§ **EXERCISE INSTRUCTIONS**
For each line of the data below that holds "title", copy the line.
== EXERCISE INPUTS
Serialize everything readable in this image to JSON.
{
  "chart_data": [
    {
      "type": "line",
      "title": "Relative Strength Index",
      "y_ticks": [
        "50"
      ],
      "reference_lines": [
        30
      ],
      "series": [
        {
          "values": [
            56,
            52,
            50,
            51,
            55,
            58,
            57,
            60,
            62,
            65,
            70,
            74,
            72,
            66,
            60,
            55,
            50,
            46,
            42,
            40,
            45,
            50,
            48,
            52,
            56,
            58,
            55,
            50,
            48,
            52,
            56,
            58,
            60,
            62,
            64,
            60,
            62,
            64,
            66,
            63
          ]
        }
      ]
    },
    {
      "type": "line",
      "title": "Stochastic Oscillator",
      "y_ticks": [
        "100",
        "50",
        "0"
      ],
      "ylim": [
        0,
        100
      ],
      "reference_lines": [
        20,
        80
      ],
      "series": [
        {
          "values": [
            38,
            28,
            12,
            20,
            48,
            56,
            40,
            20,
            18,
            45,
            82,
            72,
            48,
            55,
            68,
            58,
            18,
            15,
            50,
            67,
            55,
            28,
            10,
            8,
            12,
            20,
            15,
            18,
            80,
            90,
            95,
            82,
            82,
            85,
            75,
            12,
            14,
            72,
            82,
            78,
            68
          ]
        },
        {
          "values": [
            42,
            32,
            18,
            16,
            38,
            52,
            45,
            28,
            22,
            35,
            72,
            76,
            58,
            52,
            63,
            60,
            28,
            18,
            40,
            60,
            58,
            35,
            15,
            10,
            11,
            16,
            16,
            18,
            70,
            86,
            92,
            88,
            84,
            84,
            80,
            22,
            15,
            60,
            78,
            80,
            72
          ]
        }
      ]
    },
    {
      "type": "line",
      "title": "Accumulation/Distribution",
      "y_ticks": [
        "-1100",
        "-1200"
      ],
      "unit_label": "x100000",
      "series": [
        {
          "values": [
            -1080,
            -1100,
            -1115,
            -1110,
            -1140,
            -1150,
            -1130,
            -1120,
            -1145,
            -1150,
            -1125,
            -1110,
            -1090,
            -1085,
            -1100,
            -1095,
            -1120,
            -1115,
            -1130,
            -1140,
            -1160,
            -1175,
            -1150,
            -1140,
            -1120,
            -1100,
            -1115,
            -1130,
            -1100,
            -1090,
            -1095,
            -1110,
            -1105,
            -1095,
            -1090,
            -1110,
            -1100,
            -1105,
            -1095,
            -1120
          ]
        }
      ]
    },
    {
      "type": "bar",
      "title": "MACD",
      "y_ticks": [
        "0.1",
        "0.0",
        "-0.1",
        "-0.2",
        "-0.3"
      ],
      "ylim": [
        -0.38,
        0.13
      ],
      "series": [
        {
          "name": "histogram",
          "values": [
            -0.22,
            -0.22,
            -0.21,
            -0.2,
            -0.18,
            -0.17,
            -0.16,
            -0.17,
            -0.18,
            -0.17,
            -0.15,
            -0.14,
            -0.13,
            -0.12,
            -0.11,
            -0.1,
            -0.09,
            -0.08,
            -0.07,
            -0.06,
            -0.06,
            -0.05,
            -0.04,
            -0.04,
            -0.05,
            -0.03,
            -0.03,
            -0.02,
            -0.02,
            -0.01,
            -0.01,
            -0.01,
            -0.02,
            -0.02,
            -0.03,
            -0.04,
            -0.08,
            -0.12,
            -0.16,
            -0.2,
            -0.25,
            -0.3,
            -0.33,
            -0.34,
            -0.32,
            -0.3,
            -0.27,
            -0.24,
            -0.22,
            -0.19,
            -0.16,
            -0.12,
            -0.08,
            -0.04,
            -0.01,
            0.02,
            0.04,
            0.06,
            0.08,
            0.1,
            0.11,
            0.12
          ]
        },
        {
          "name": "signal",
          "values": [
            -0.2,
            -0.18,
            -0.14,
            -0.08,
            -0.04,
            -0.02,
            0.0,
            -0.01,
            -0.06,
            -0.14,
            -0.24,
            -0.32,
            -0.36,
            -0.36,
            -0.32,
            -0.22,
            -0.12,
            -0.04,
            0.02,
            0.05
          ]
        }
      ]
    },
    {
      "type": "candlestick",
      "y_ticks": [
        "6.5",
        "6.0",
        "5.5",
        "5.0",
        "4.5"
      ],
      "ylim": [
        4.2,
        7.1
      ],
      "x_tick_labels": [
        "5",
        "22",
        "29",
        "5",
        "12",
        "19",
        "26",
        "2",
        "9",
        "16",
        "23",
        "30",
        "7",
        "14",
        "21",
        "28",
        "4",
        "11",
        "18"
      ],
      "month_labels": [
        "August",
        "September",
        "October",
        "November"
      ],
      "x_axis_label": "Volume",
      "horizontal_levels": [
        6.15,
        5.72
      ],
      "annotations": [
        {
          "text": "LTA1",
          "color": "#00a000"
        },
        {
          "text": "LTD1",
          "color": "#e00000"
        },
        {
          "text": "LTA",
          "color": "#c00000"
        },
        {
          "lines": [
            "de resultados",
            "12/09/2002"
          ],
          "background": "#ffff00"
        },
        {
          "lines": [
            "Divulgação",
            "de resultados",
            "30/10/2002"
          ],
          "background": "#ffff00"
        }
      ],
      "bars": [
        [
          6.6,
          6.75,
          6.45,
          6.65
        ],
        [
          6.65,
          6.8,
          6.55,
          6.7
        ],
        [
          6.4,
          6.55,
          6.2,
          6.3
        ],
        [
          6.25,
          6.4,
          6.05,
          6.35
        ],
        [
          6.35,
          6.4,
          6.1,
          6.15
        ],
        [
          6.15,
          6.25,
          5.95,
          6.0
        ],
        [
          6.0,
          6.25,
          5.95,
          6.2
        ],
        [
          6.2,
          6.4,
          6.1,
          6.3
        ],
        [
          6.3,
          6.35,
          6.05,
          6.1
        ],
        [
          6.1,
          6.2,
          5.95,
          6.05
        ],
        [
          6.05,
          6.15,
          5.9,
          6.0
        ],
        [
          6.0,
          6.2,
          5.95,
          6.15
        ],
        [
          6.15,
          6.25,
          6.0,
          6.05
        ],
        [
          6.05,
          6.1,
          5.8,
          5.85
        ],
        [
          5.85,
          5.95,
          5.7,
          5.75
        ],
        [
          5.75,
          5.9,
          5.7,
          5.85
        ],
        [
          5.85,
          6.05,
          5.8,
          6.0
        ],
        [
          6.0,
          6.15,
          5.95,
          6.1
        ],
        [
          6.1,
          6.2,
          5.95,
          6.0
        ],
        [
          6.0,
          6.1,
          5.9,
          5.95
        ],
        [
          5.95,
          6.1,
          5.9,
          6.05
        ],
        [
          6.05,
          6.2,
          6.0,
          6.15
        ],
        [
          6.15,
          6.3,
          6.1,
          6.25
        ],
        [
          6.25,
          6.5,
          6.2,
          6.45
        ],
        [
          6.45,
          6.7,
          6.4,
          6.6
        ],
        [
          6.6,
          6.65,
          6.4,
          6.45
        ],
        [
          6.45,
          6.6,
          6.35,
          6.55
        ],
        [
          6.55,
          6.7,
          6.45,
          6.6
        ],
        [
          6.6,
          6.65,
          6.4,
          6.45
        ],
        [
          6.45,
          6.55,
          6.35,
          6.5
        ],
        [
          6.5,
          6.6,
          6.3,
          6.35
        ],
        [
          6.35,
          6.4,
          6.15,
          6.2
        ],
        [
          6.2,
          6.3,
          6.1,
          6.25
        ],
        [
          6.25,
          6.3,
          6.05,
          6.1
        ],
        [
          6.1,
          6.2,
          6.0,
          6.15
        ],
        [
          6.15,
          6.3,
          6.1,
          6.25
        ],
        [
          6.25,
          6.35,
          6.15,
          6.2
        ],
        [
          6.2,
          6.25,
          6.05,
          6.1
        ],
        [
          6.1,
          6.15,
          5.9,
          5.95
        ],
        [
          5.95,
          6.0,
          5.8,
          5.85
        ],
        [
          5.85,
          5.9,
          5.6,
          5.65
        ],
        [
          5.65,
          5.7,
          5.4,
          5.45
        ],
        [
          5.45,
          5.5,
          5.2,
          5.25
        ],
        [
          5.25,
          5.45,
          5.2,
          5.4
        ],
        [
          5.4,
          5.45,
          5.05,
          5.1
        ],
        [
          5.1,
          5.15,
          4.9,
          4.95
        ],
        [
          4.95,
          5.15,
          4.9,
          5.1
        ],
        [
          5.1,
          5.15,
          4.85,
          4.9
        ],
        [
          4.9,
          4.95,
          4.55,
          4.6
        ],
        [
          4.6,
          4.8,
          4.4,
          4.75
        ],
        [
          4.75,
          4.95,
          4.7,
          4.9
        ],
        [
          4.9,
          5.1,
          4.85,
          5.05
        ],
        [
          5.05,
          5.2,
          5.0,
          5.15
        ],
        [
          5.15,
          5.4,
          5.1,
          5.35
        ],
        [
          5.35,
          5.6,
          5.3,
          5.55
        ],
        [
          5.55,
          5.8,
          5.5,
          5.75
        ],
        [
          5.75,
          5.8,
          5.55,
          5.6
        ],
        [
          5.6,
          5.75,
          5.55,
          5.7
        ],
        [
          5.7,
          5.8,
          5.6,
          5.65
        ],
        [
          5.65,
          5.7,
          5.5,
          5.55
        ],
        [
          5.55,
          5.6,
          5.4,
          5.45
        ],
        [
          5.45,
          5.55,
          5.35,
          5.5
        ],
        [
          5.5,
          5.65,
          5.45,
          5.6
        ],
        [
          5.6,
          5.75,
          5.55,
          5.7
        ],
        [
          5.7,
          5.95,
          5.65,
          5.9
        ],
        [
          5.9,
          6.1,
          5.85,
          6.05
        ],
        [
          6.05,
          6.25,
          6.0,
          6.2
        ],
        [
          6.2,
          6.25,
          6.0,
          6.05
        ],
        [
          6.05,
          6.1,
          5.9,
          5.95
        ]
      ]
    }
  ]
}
====
§ **SOLUTION FOR THIS PROBLEM**
      "title": "Relative Strength Index",
      "title": "Stochastic Oscillator",
      "title": "Accumulation/Distribution",
      "title": "MACD",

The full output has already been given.